Required work — Copy each line of the records that contains the word "area".

═══ Data entries

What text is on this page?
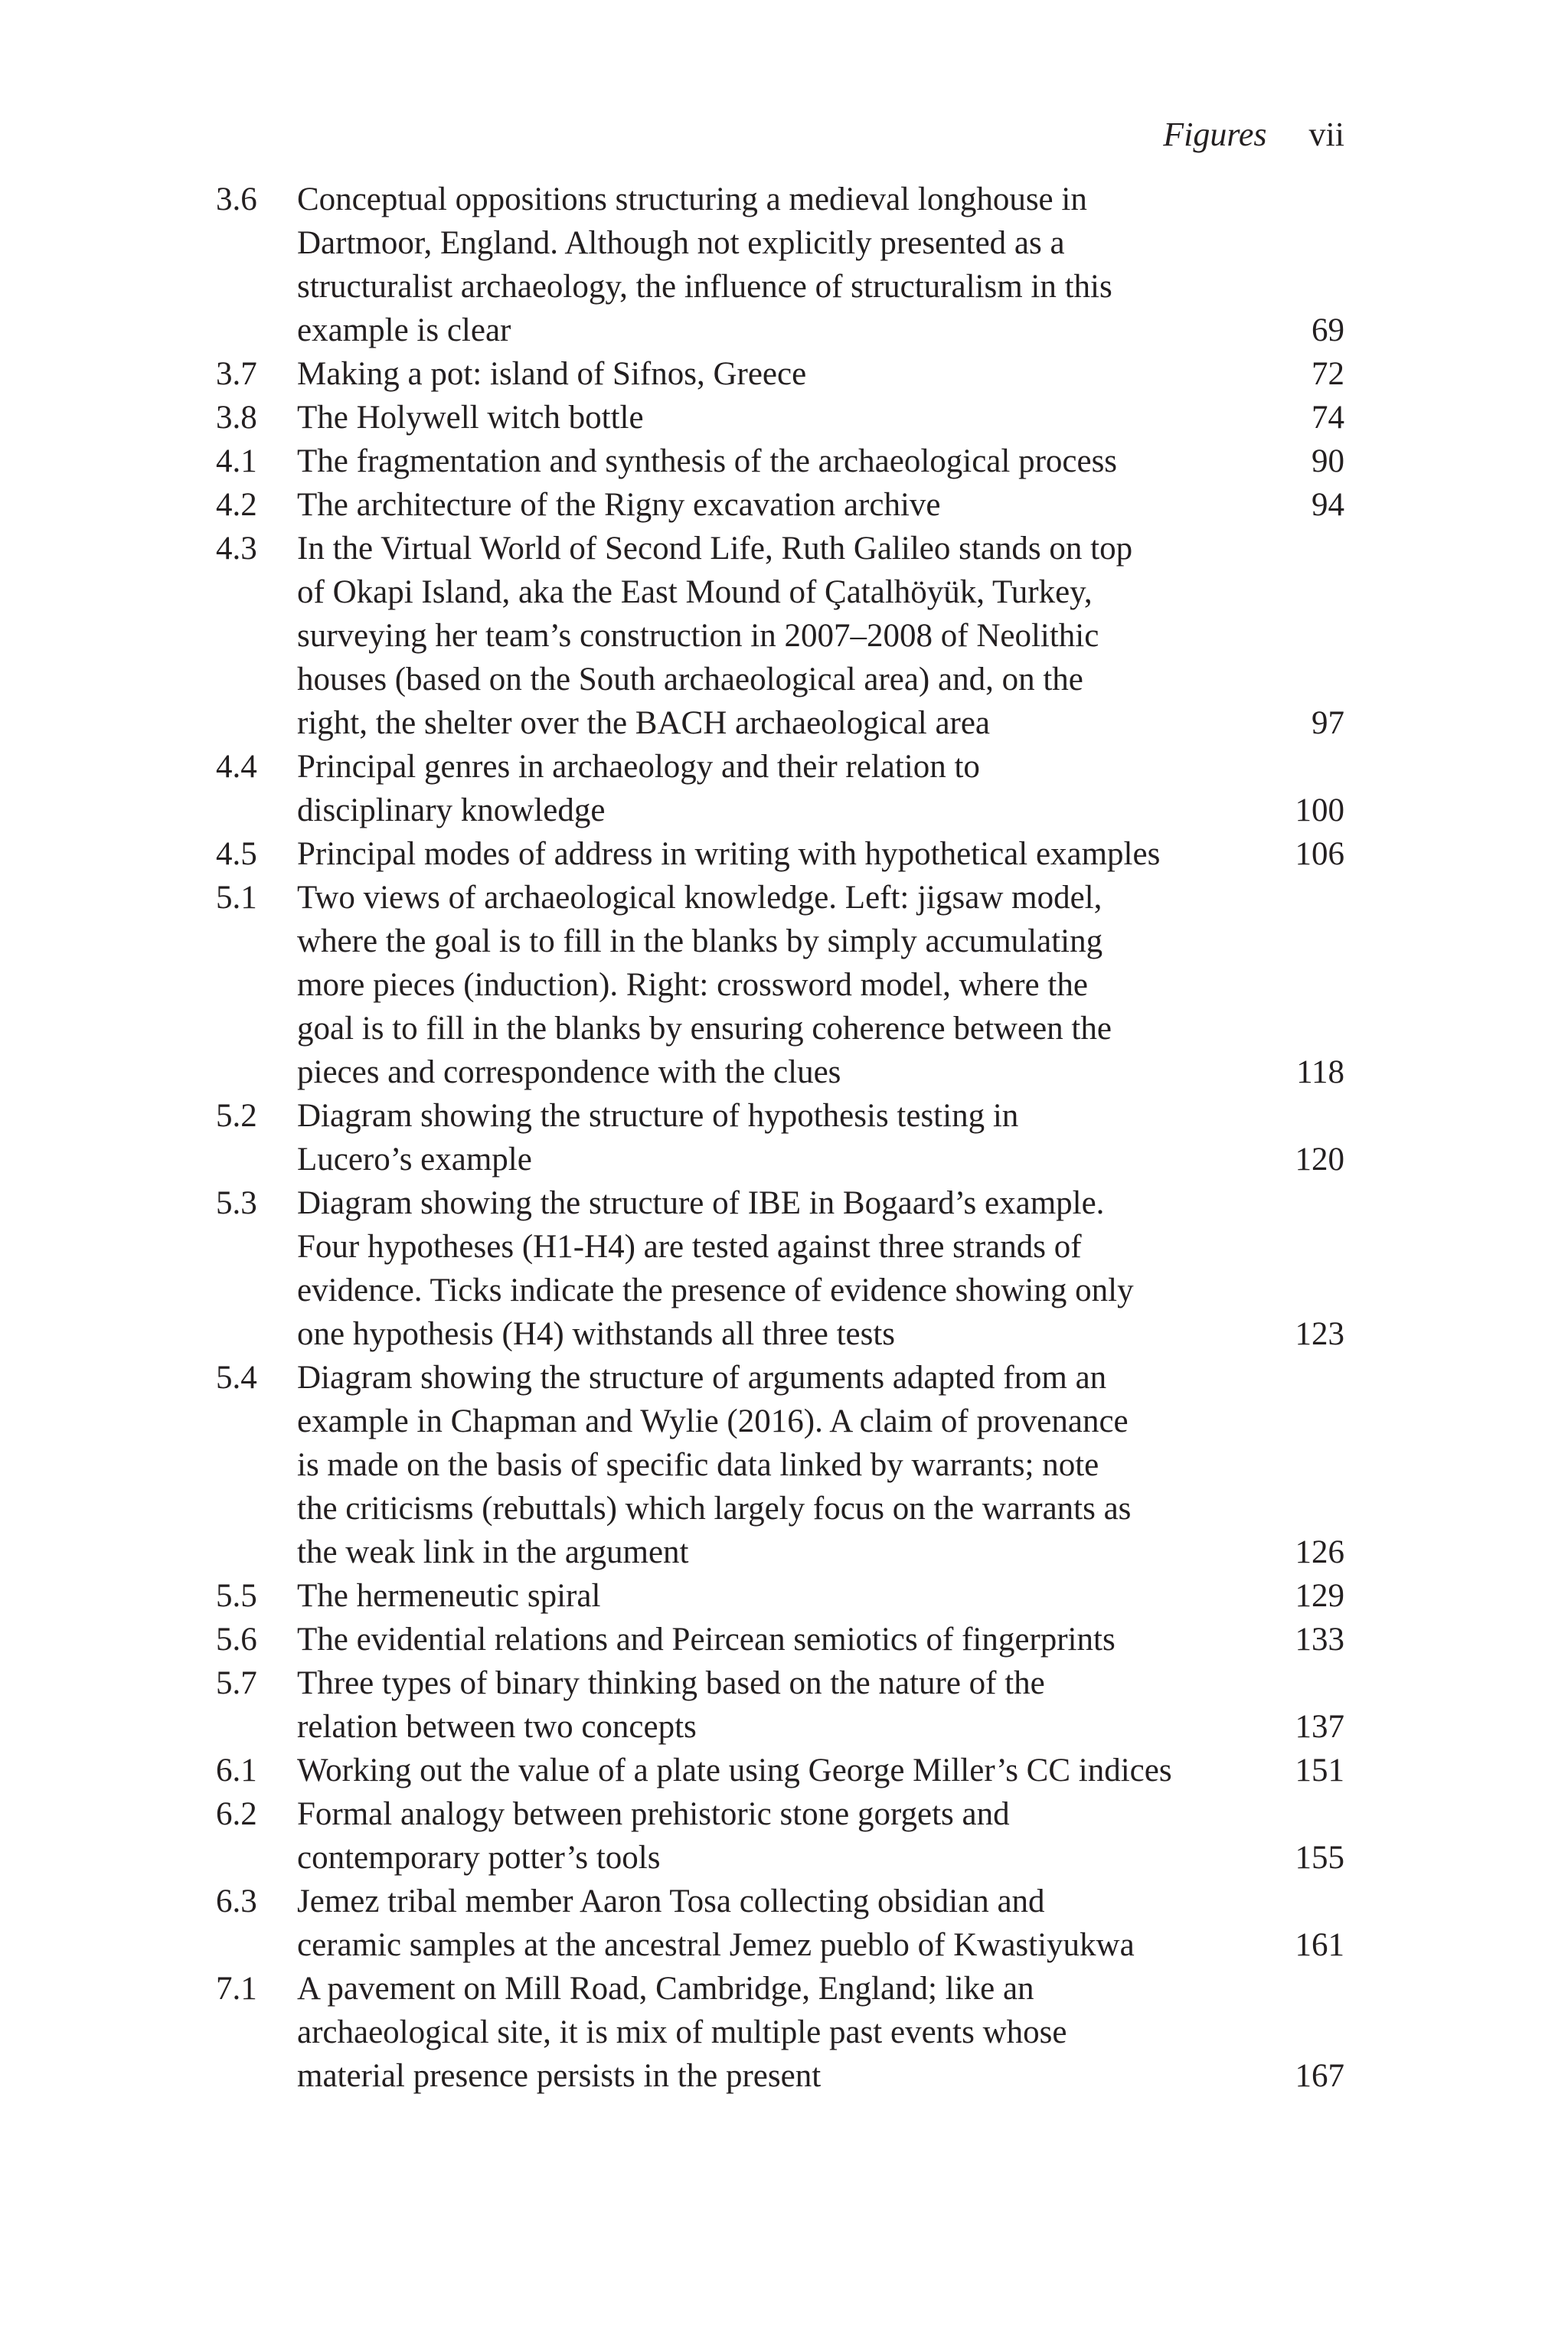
Figures vii
3.6	Conceptual oppositions structuring a medieval longhouse in
Dartmoor, England. Although not explicitly presented as a
structuralist archaeology, the influence of structuralism in this
example is clear	69
3.7	Making a pot: island of Sifnos, Greece	72
3.8	The Holywell witch bottle	74
4.1	The fragmentation and synthesis of the archaeological process	90
4.2	The architecture of the Rigny excavation archive	94
4.3	In the Virtual World of Second Life, Ruth Galileo stands on top
of Okapi Island, aka the East Mound of Çatalhöyük, Turkey,
surveying her team’s construction in 2007–2008 of Neolithic
houses (based on the South archaeological area) and, on the
right, the shelter over the BACH archaeological area	97
4.4	Principal genres in archaeology and their relation to
disciplinary knowledge	100
4.5	Principal modes of address in writing with hypothetical examples	106
5.1	Two views of archaeological knowledge. Left: jigsaw model,
where the goal is to fill in the blanks by simply accumulating
more pieces (induction). Right: crossword model, where the
goal is to fill in the blanks by ensuring coherence between the
pieces and correspondence with the clues	118
5.2	Diagram showing the structure of hypothesis testing in
Lucero’s example	120
5.3	Diagram showing the structure of IBE in Bogaard’s example.
Four hypotheses (H1-H4) are tested against three strands of
evidence. Ticks indicate the presence of evidence showing only
one hypothesis (H4) withstands all three tests	123
5.4	Diagram showing the structure of arguments adapted from an
example in Chapman and Wylie (2016). A claim of provenance
is made on the basis of specific data linked by warrants; note
the criticisms (rebuttals) which largely focus on the warrants as
the weak link in the argument	126
5.5	The hermeneutic spiral	129
5.6	The evidential relations and Peircean semiotics of fingerprints	133
5.7	Three types of binary thinking based on the nature of the
relation between two concepts	137
6.1	Working out the value of a plate using George Miller’s CC indices	151
6.2	Formal analogy between prehistoric stone gorgets and
contemporary potter’s tools	155
6.3	Jemez tribal member Aaron Tosa collecting obsidian and
ceramic samples at the ancestral Jemez pueblo of Kwastiyukwa	161
7.1	A pavement on Mill Road, Cambridge, England; like an
archaeological site, it is mix of multiple past events whose
material presence persists in the present	167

══════

Task response —
houses (based on the South archaeological area) and, on the
right, the shelter over the BACH archaeological area	97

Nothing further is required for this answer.